◆ The task ◆
Give every line below again, exactly.

◆ Data for the task ◆
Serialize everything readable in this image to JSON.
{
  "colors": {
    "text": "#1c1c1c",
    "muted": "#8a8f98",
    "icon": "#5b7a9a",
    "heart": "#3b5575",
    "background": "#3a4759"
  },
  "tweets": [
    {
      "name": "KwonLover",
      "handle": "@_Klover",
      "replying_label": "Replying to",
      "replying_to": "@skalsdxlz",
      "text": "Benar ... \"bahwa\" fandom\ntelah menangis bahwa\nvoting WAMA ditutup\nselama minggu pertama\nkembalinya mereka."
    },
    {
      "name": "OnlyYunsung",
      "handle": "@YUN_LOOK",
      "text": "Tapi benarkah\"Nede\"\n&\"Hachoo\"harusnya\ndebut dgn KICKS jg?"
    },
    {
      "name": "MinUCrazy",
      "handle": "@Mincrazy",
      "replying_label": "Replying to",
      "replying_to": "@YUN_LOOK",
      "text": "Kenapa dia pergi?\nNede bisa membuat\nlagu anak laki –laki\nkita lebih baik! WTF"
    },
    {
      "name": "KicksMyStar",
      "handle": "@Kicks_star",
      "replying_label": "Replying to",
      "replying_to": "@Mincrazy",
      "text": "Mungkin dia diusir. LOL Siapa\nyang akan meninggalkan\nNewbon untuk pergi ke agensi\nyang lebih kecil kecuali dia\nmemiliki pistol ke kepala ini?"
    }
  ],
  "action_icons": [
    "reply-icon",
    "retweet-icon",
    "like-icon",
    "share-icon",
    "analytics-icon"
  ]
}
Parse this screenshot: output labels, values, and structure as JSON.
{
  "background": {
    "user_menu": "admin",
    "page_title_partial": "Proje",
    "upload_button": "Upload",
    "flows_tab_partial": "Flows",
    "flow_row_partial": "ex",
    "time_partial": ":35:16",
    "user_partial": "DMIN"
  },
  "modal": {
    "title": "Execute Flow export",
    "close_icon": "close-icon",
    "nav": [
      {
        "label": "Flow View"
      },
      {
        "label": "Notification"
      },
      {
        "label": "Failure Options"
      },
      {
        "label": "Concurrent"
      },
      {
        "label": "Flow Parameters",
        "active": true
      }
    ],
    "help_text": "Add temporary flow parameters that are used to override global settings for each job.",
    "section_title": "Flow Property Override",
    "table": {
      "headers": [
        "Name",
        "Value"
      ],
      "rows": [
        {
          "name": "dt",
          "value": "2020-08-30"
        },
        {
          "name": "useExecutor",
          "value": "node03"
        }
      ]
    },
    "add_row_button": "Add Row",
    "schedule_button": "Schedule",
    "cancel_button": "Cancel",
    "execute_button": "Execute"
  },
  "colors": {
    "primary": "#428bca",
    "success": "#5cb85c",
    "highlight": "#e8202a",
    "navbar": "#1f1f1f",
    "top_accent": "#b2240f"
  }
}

◆ Task output ◆
Serialize everything readable in this image to JSON.
{
  "colors": {
    "text": "#1c1c1c",
    "muted": "#8a8f98",
    "icon": "#5b7a9a",
    "heart": "#3b5575",
    "background": "#3a4759"
  },
  "tweets": [
    {
      "name": "KwonLover",
      "handle": "@_Klover",
      "replying_label": "Replying to",
      "replying_to": "@skalsdxlz",
      "text": "Benar ... \"bahwa\" fandom\ntelah menangis bahwa\nvoting WAMA ditutup\nselama minggu pertama\nkembalinya mereka."
    },
    {
      "name": "OnlyYunsung",
      "handle": "@YUN_LOOK",
      "text": "Tapi benarkah\"Nede\"\n&\"Hachoo\"harusnya\ndebut dgn KICKS jg?"
    },
    {
      "name": "MinUCrazy",
      "handle": "@Mincrazy",
      "replying_label": "Replying to",
      "replying_to": "@YUN_LOOK",
      "text": "Kenapa dia pergi?\nNede bisa membuat\nlagu anak laki –laki\nkita lebih baik! WTF"
    },
    {
      "name": "KicksMyStar",
      "handle": "@Kicks_star",
      "replying_label": "Replying to",
      "replying_to": "@Mincrazy",
      "text": "Mungkin dia diusir. LOL Siapa\nyang akan meninggalkan\nNewbon untuk pergi ke agensi\nyang lebih kecil kecuali dia\nmemiliki pistol ke kepala ini?"
    }
  ],
  "action_icons": [
    "reply-icon",
    "retweet-icon",
    "like-icon",
    "share-icon",
    "analytics-icon"
  ]
}
Parse this screenshot: output labels, values, and structure as JSON.
{
  "background": {
    "user_menu": "admin",
    "page_title_partial": "Proje",
    "upload_button": "Upload",
    "flows_tab_partial": "Flows",
    "flow_row_partial": "ex",
    "time_partial": ":35:16",
    "user_partial": "DMIN"
  },
  "modal": {
    "title": "Execute Flow export",
    "close_icon": "close-icon",
    "nav": [
      {
        "label": "Flow View"
      },
      {
        "label": "Notification"
      },
      {
        "label": "Failure Options"
      },
      {
        "label": "Concurrent"
      },
      {
        "label": "Flow Parameters",
        "active": true
      }
    ],
    "help_text": "Add temporary flow parameters that are used to override global settings for each job.",
    "section_title": "Flow Property Override",
    "table": {
      "headers": [
        "Name",
        "Value"
      ],
      "rows": [
        {
          "name": "dt",
          "value": "2020-08-30"
        },
        {
          "name": "useExecutor",
          "value": "node03"
        }
      ]
    },
    "add_row_button": "Add Row",
    "schedule_button": "Schedule",
    "cancel_button": "Cancel",
    "execute_button": "Execute"
  },
  "colors": {
    "primary": "#428bca",
    "success": "#5cb85c",
    "highlight": "#e8202a",
    "navbar": "#1f1f1f",
    "top_accent": "#b2240f"
  }
}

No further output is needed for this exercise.